*Material*:
= = = = =

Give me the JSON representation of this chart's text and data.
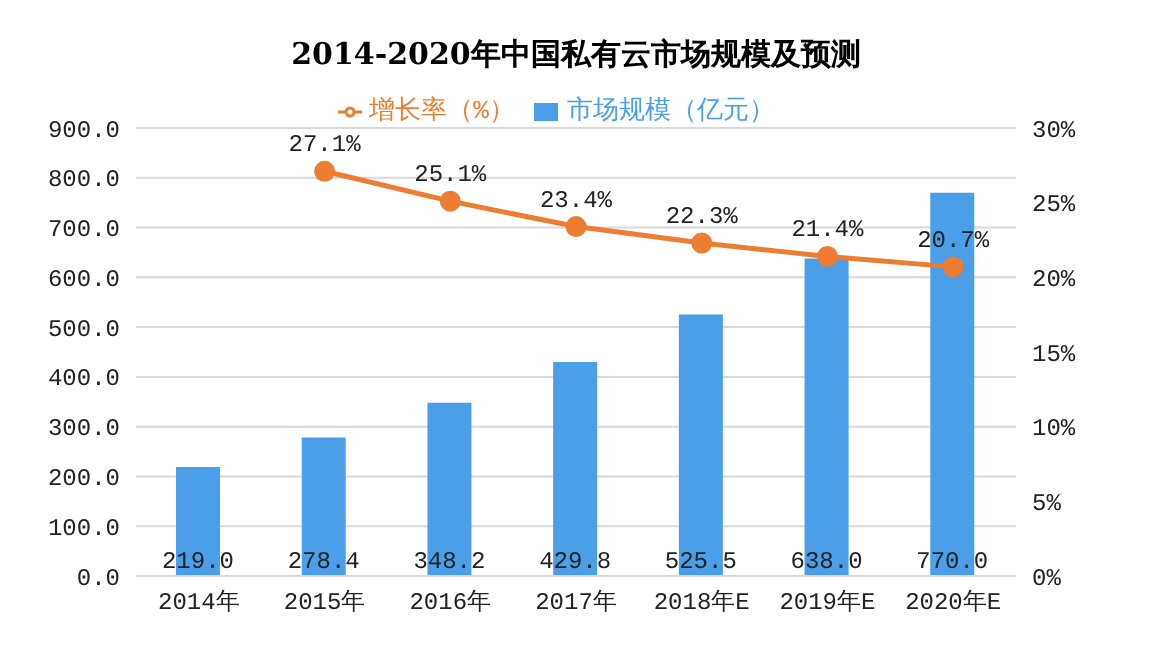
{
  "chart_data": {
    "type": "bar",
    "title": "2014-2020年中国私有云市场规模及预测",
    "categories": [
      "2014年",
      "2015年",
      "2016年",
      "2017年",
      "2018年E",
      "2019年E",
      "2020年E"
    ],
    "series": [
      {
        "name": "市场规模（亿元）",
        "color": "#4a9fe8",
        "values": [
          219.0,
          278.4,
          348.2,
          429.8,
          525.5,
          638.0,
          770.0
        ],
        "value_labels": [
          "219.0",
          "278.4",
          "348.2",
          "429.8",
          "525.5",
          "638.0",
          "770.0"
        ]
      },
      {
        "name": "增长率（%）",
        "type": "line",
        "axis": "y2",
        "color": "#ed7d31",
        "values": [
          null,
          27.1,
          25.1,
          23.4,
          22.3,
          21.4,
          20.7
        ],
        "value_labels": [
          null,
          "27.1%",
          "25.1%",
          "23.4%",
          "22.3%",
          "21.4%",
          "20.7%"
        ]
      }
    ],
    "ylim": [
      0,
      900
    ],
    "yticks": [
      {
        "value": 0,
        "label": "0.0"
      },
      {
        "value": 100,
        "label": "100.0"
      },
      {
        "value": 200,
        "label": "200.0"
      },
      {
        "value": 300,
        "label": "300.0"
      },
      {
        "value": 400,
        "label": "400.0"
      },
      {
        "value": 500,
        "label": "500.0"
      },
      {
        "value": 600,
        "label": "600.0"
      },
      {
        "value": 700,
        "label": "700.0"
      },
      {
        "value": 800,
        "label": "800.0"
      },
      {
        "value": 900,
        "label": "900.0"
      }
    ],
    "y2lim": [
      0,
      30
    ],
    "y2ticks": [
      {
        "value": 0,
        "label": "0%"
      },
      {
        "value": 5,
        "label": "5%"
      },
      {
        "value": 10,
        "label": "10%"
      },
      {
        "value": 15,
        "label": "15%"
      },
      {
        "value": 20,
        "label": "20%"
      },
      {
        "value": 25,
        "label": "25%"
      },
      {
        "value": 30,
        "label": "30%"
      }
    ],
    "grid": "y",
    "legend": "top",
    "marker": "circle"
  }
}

= = = = =

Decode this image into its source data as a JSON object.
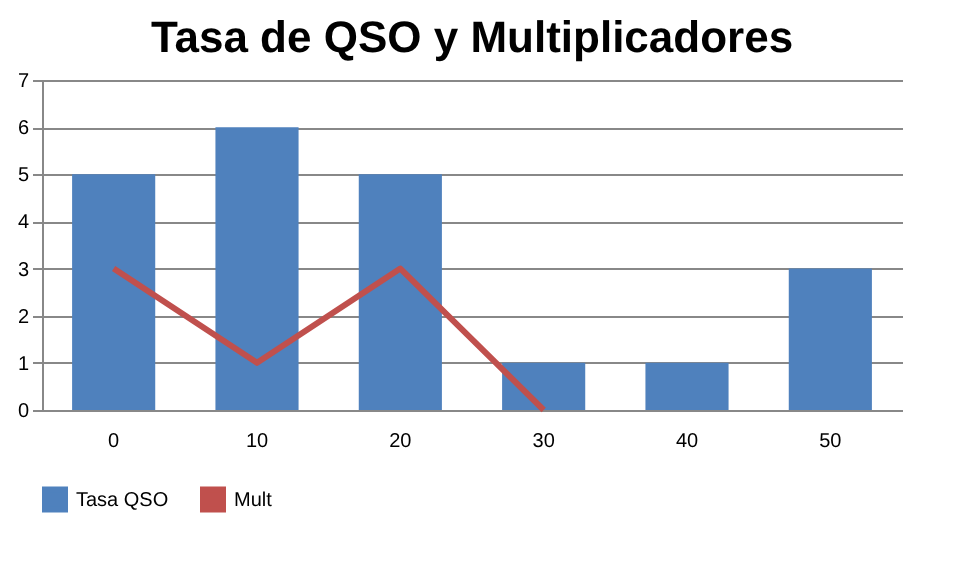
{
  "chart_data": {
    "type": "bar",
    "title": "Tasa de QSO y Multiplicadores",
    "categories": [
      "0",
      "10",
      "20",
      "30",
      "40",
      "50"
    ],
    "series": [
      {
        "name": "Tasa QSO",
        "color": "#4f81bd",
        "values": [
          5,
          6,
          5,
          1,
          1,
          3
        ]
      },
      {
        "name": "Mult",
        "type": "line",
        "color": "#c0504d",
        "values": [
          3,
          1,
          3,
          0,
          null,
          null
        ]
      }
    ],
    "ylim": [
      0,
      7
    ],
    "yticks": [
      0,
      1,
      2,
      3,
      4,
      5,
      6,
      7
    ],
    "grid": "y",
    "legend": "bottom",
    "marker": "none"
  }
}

= = = = =

*Task description*: Report only how many lines in the entries contain "JSON".

*Full solution*: 2